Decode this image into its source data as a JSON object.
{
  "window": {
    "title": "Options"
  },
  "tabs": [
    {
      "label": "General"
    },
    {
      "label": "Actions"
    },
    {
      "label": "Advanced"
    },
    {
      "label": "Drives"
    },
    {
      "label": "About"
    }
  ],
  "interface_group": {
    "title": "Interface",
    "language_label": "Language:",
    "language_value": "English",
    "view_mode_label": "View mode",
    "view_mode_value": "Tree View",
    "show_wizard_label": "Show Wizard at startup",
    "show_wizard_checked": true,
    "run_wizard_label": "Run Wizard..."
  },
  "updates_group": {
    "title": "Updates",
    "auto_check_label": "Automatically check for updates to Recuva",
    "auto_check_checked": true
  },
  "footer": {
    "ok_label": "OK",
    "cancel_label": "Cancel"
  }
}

:: AIM ::
Go through the material line by line. Show each line that contains the string "title".

:: TASK OUTPUT ::
    "title": "Options"
    "title": "Interface",
    "title": "Updates",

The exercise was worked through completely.